- **Set exercise**
Without the pictures, repeat the listing character for character.

━━━ Information provided ━━━

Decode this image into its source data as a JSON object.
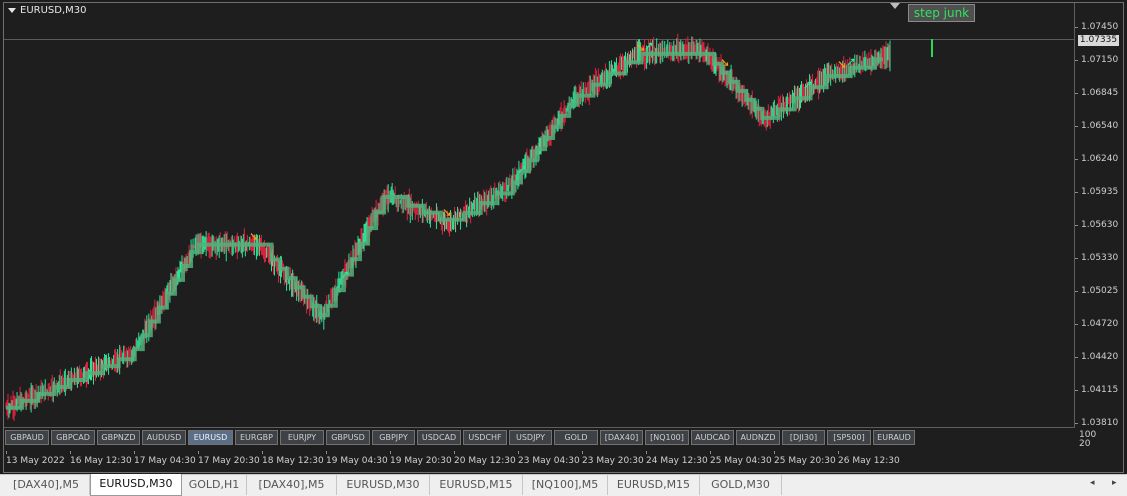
{
  "chart": {
    "title": "EURUSD,M30",
    "indicator_label": "step junk",
    "current_price": "1.07335",
    "colors": {
      "background": "#1e1e1e",
      "bull": "#2ee69a",
      "bear": "#e3213f",
      "step_line_up": "#53b07a",
      "step_line_down": "#9a5a6e",
      "arrow": "#f5a20a",
      "indicator_text": "#2fe35e"
    }
  },
  "price_axis": [
    "1.07450",
    "1.07150",
    "1.06845",
    "1.06540",
    "1.06240",
    "1.05935",
    "1.05630",
    "1.05330",
    "1.05025",
    "1.04720",
    "1.04420",
    "1.04115",
    "1.03810"
  ],
  "indicator_axis": [
    "100",
    "20"
  ],
  "symbol_buttons": [
    {
      "label": "GBPAUD",
      "active": false
    },
    {
      "label": "GBPCAD",
      "active": false
    },
    {
      "label": "GBPNZD",
      "active": false
    },
    {
      "label": "AUDUSD",
      "active": false
    },
    {
      "label": "EURUSD",
      "active": true
    },
    {
      "label": "EURGBP",
      "active": false
    },
    {
      "label": "EURJPY",
      "active": false
    },
    {
      "label": "GBPUSD",
      "active": false
    },
    {
      "label": "GBPJPY",
      "active": false
    },
    {
      "label": "USDCAD",
      "active": false
    },
    {
      "label": "USDCHF",
      "active": false
    },
    {
      "label": "USDJPY",
      "active": false
    },
    {
      "label": "GOLD",
      "active": false
    },
    {
      "label": "[DAX40]",
      "active": false
    },
    {
      "label": "[NQ100]",
      "active": false
    },
    {
      "label": "AUDCAD",
      "active": false
    },
    {
      "label": "AUDNZD",
      "active": false
    },
    {
      "label": "[DJI30]",
      "active": false
    },
    {
      "label": "[SP500]",
      "active": false
    },
    {
      "label": "EURAUD",
      "active": false
    }
  ],
  "time_axis": [
    "13 May 2022",
    "16 May 12:30",
    "17 May 04:30",
    "17 May 20:30",
    "18 May 12:30",
    "19 May 04:30",
    "19 May 20:30",
    "20 May 12:30",
    "23 May 04:30",
    "23 May 20:30",
    "24 May 12:30",
    "25 May 04:30",
    "25 May 20:30",
    "26 May 12:30"
  ],
  "tabs": [
    {
      "label": "[DAX40],M5",
      "active": false
    },
    {
      "label": "EURUSD,M30",
      "active": true
    },
    {
      "label": "GOLD,H1",
      "active": false
    },
    {
      "label": "[DAX40],M5",
      "active": false
    },
    {
      "label": "EURUSD,M30",
      "active": false
    },
    {
      "label": "EURUSD,M15",
      "active": false
    },
    {
      "label": "[NQ100],M5",
      "active": false
    },
    {
      "label": "EURUSD,M15",
      "active": false
    },
    {
      "label": "GOLD,M30",
      "active": false
    }
  ],
  "scroll": {
    "left": "◂",
    "right": "▸"
  },
  "chart_data": {
    "type": "line",
    "symbol": "EURUSD",
    "timeframe": "M30",
    "x": [
      "13 May 2022",
      "16 May 12:30",
      "17 May 04:30",
      "17 May 20:30",
      "18 May 12:30",
      "19 May 04:30",
      "19 May 20:30",
      "20 May 12:30",
      "23 May 04:30",
      "23 May 20:30",
      "24 May 12:30",
      "25 May 04:30",
      "25 May 20:30",
      "26 May 12:30"
    ],
    "ylim": [
      1.0381,
      1.0745
    ],
    "series": [
      {
        "values": [
          1.0395,
          1.042,
          1.0445,
          1.0545,
          1.0545,
          1.0478,
          1.059,
          1.0565,
          1.06,
          1.068,
          1.072,
          1.0725,
          1.066,
          1.07,
          1.072
        ]
      }
    ]
  }
}
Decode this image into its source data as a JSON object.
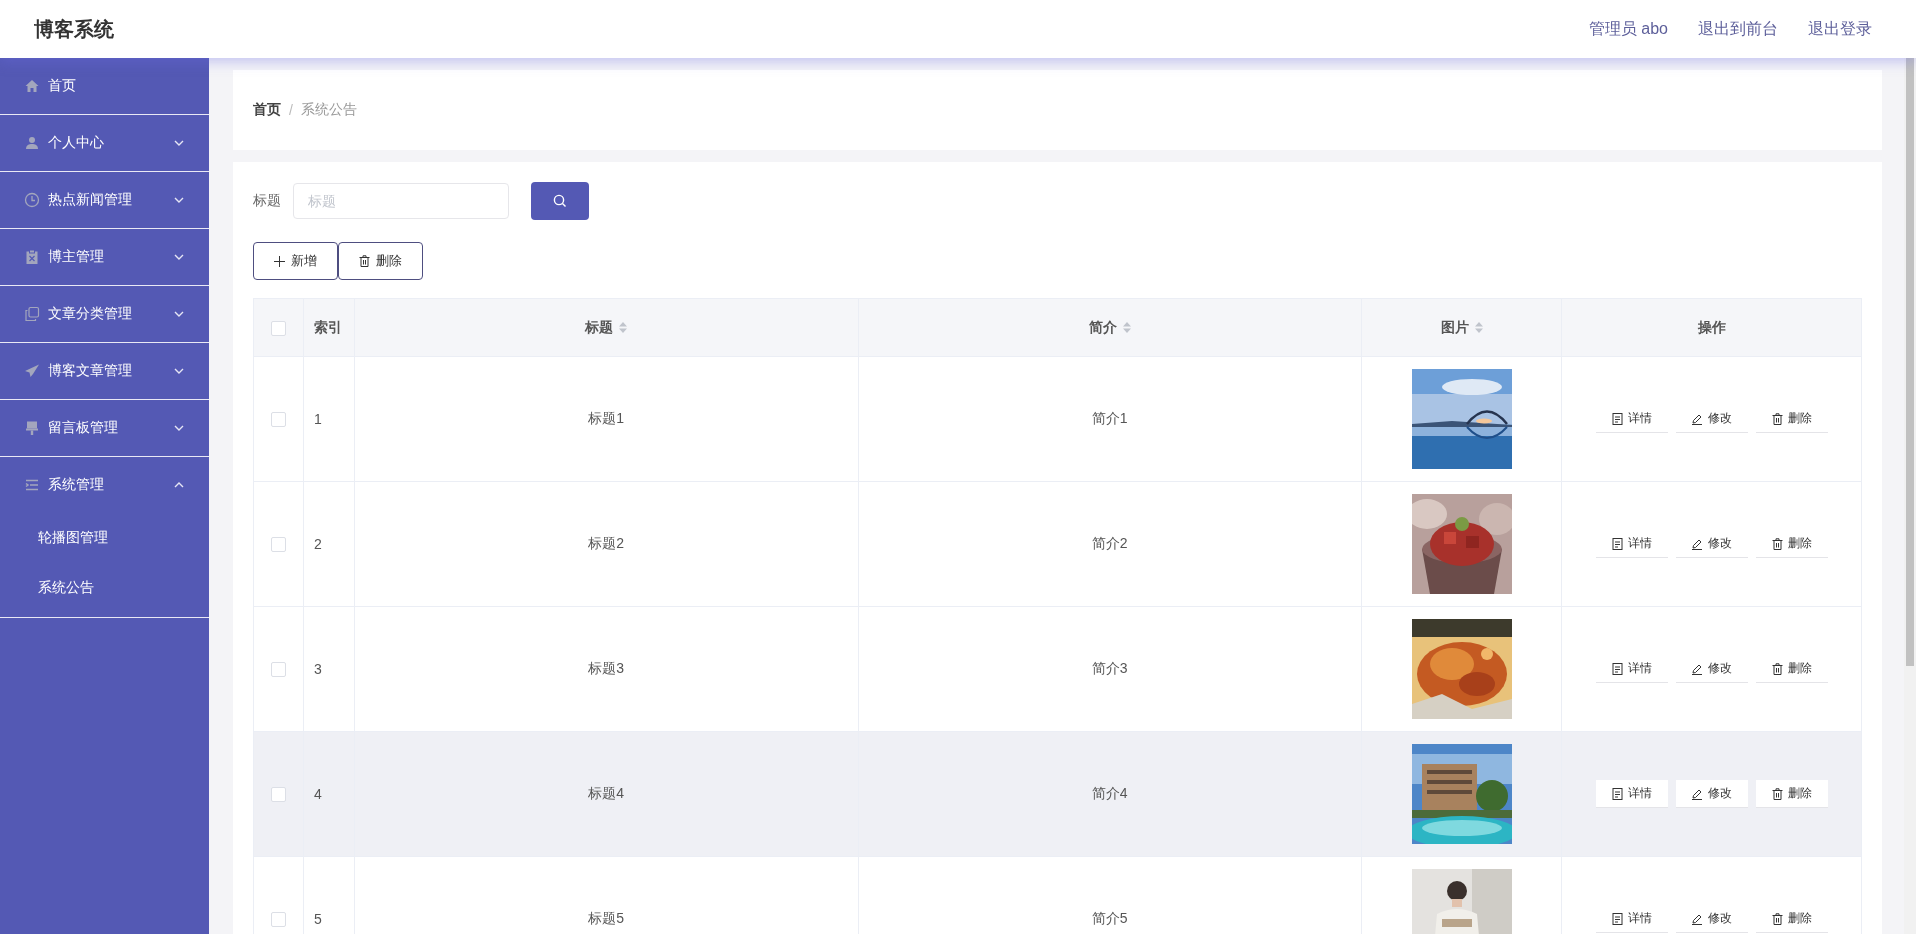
{
  "header": {
    "title": "博客系统",
    "links": [
      "管理员 abo",
      "退出到前台",
      "退出登录"
    ]
  },
  "sidebar": {
    "items": [
      {
        "label": "首页"
      },
      {
        "label": "个人中心",
        "expanded": false
      },
      {
        "label": "热点新闻管理",
        "expanded": false
      },
      {
        "label": "博主管理",
        "expanded": false
      },
      {
        "label": "文章分类管理",
        "expanded": false
      },
      {
        "label": "博客文章管理",
        "expanded": false
      },
      {
        "label": "留言板管理",
        "expanded": false
      },
      {
        "label": "系统管理",
        "expanded": true,
        "children": [
          {
            "label": "轮播图管理"
          },
          {
            "label": "系统公告"
          }
        ]
      }
    ]
  },
  "breadcrumb": {
    "items": [
      "首页",
      "系统公告"
    ],
    "separator": "/"
  },
  "search": {
    "label": "标题",
    "placeholder": "标题"
  },
  "toolbar": {
    "buttons": [
      {
        "kind": "add",
        "label": "新增"
      },
      {
        "kind": "delete",
        "label": "删除"
      }
    ]
  },
  "table": {
    "select_all_checked": false,
    "columns": [
      {
        "label": "索引",
        "sortable": false
      },
      {
        "label": "标题",
        "sortable": true
      },
      {
        "label": "简介",
        "sortable": true
      },
      {
        "label": "图片",
        "sortable": true
      },
      {
        "label": "操作",
        "sortable": false
      }
    ],
    "rows": [
      {
        "checked": false,
        "hovered": false,
        "index": "1",
        "title": "标题1",
        "intro": "简介1",
        "actions": [
          {
            "kind": "detail",
            "label": "详情"
          },
          {
            "kind": "edit",
            "label": "修改"
          },
          {
            "kind": "delete",
            "label": "删除"
          }
        ]
      },
      {
        "checked": false,
        "hovered": false,
        "index": "2",
        "title": "标题2",
        "intro": "简介2",
        "actions": [
          {
            "kind": "detail",
            "label": "详情"
          },
          {
            "kind": "edit",
            "label": "修改"
          },
          {
            "kind": "delete",
            "label": "删除"
          }
        ]
      },
      {
        "checked": false,
        "hovered": false,
        "index": "3",
        "title": "标题3",
        "intro": "简介3",
        "actions": [
          {
            "kind": "detail",
            "label": "详情"
          },
          {
            "kind": "edit",
            "label": "修改"
          },
          {
            "kind": "delete",
            "label": "删除"
          }
        ]
      },
      {
        "checked": false,
        "hovered": true,
        "index": "4",
        "title": "标题4",
        "intro": "简介4",
        "actions": [
          {
            "kind": "detail",
            "label": "详情"
          },
          {
            "kind": "edit",
            "label": "修改"
          },
          {
            "kind": "delete",
            "label": "删除"
          }
        ]
      },
      {
        "checked": false,
        "hovered": false,
        "index": "5",
        "title": "标题5",
        "intro": "简介5",
        "actions": [
          {
            "kind": "detail",
            "label": "详情"
          },
          {
            "kind": "edit",
            "label": "修改"
          },
          {
            "kind": "delete",
            "label": "删除"
          }
        ]
      }
    ]
  }
}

━━━

- **Exercise answer**
Decode this image into its source data as a JSON object.
{
  "chart": {
    "title": "EURUSD,M30",
    "indicator_label": "step junk",
    "current_price": "1.07335",
    "colors": {
      "background": "#1e1e1e",
      "bull": "#2ee69a",
      "bear": "#e3213f",
      "step_line_up": "#53b07a",
      "step_line_down": "#9a5a6e",
      "arrow": "#f5a20a",
      "indicator_text": "#2fe35e"
    }
  },
  "price_axis": [
    "1.07450",
    "1.07150",
    "1.06845",
    "1.06540",
    "1.06240",
    "1.05935",
    "1.05630",
    "1.05330",
    "1.05025",
    "1.04720",
    "1.04420",
    "1.04115",
    "1.03810"
  ],
  "indicator_axis": [
    "100",
    "20"
  ],
  "symbol_buttons": [
    {
      "label": "GBPAUD",
      "active": false
    },
    {
      "label": "GBPCAD",
      "active": false
    },
    {
      "label": "GBPNZD",
      "active": false
    },
    {
      "label": "AUDUSD",
      "active": false
    },
    {
      "label": "EURUSD",
      "active": true
    },
    {
      "label": "EURGBP",
      "active": false
    },
    {
      "label": "EURJPY",
      "active": false
    },
    {
      "label": "GBPUSD",
      "active": false
    },
    {
      "label": "GBPJPY",
      "active": false
    },
    {
      "label": "USDCAD",
      "active": false
    },
    {
      "label": "USDCHF",
      "active": false
    },
    {
      "label": "USDJPY",
      "active": false
    },
    {
      "label": "GOLD",
      "active": false
    },
    {
      "label": "[DAX40]",
      "active": false
    },
    {
      "label": "[NQ100]",
      "active": false
    },
    {
      "label": "AUDCAD",
      "active": false
    },
    {
      "label": "AUDNZD",
      "active": false
    },
    {
      "label": "[DJI30]",
      "active": false
    },
    {
      "label": "[SP500]",
      "active": false
    },
    {
      "label": "EURAUD",
      "active": false
    }
  ],
  "time_axis": [
    "13 May 2022",
    "16 May 12:30",
    "17 May 04:30",
    "17 May 20:30",
    "18 May 12:30",
    "19 May 04:30",
    "19 May 20:30",
    "20 May 12:30",
    "23 May 04:30",
    "23 May 20:30",
    "24 May 12:30",
    "25 May 04:30",
    "25 May 20:30",
    "26 May 12:30"
  ],
  "tabs": [
    {
      "label": "[DAX40],M5",
      "active": false
    },
    {
      "label": "EURUSD,M30",
      "active": true
    },
    {
      "label": "GOLD,H1",
      "active": false
    },
    {
      "label": "[DAX40],M5",
      "active": false
    },
    {
      "label": "EURUSD,M30",
      "active": false
    },
    {
      "label": "EURUSD,M15",
      "active": false
    },
    {
      "label": "[NQ100],M5",
      "active": false
    },
    {
      "label": "EURUSD,M15",
      "active": false
    },
    {
      "label": "GOLD,M30",
      "active": false
    }
  ],
  "scroll": {
    "left": "◂",
    "right": "▸"
  },
  "chart_data": {
    "type": "line",
    "symbol": "EURUSD",
    "timeframe": "M30",
    "x": [
      "13 May 2022",
      "16 May 12:30",
      "17 May 04:30",
      "17 May 20:30",
      "18 May 12:30",
      "19 May 04:30",
      "19 May 20:30",
      "20 May 12:30",
      "23 May 04:30",
      "23 May 20:30",
      "24 May 12:30",
      "25 May 04:30",
      "25 May 20:30",
      "26 May 12:30"
    ],
    "ylim": [
      1.0381,
      1.0745
    ],
    "series": [
      {
        "values": [
          1.0395,
          1.042,
          1.0445,
          1.0545,
          1.0545,
          1.0478,
          1.059,
          1.0565,
          1.06,
          1.068,
          1.072,
          1.0725,
          1.066,
          1.07,
          1.072
        ]
      }
    ]
  }
}
Decode this image into its source data as a JSON object.
{
  "header": {
    "title": "博客系统",
    "links": [
      "管理员 abo",
      "退出到前台",
      "退出登录"
    ]
  },
  "sidebar": {
    "items": [
      {
        "label": "首页"
      },
      {
        "label": "个人中心",
        "expanded": false
      },
      {
        "label": "热点新闻管理",
        "expanded": false
      },
      {
        "label": "博主管理",
        "expanded": false
      },
      {
        "label": "文章分类管理",
        "expanded": false
      },
      {
        "label": "博客文章管理",
        "expanded": false
      },
      {
        "label": "留言板管理",
        "expanded": false
      },
      {
        "label": "系统管理",
        "expanded": true,
        "children": [
          {
            "label": "轮播图管理"
          },
          {
            "label": "系统公告"
          }
        ]
      }
    ]
  },
  "breadcrumb": {
    "items": [
      "首页",
      "系统公告"
    ],
    "separator": "/"
  },
  "search": {
    "label": "标题",
    "placeholder": "标题"
  },
  "toolbar": {
    "buttons": [
      {
        "kind": "add",
        "label": "新增"
      },
      {
        "kind": "delete",
        "label": "删除"
      }
    ]
  },
  "table": {
    "select_all_checked": false,
    "columns": [
      {
        "label": "索引",
        "sortable": false
      },
      {
        "label": "标题",
        "sortable": true
      },
      {
        "label": "简介",
        "sortable": true
      },
      {
        "label": "图片",
        "sortable": true
      },
      {
        "label": "操作",
        "sortable": false
      }
    ],
    "rows": [
      {
        "checked": false,
        "hovered": false,
        "index": "1",
        "title": "标题1",
        "intro": "简介1",
        "actions": [
          {
            "kind": "detail",
            "label": "详情"
          },
          {
            "kind": "edit",
            "label": "修改"
          },
          {
            "kind": "delete",
            "label": "删除"
          }
        ]
      },
      {
        "checked": false,
        "hovered": false,
        "index": "2",
        "title": "标题2",
        "intro": "简介2",
        "actions": [
          {
            "kind": "detail",
            "label": "详情"
          },
          {
            "kind": "edit",
            "label": "修改"
          },
          {
            "kind": "delete",
            "label": "删除"
          }
        ]
      },
      {
        "checked": false,
        "hovered": false,
        "index": "3",
        "title": "标题3",
        "intro": "简介3",
        "actions": [
          {
            "kind": "detail",
            "label": "详情"
          },
          {
            "kind": "edit",
            "label": "修改"
          },
          {
            "kind": "delete",
            "label": "删除"
          }
        ]
      },
      {
        "checked": false,
        "hovered": true,
        "index": "4",
        "title": "标题4",
        "intro": "简介4",
        "actions": [
          {
            "kind": "detail",
            "label": "详情"
          },
          {
            "kind": "edit",
            "label": "修改"
          },
          {
            "kind": "delete",
            "label": "删除"
          }
        ]
      },
      {
        "checked": false,
        "hovered": false,
        "index": "5",
        "title": "标题5",
        "intro": "简介5",
        "actions": [
          {
            "kind": "detail",
            "label": "详情"
          },
          {
            "kind": "edit",
            "label": "修改"
          },
          {
            "kind": "delete",
            "label": "删除"
          }
        ]
      }
    ]
  }
}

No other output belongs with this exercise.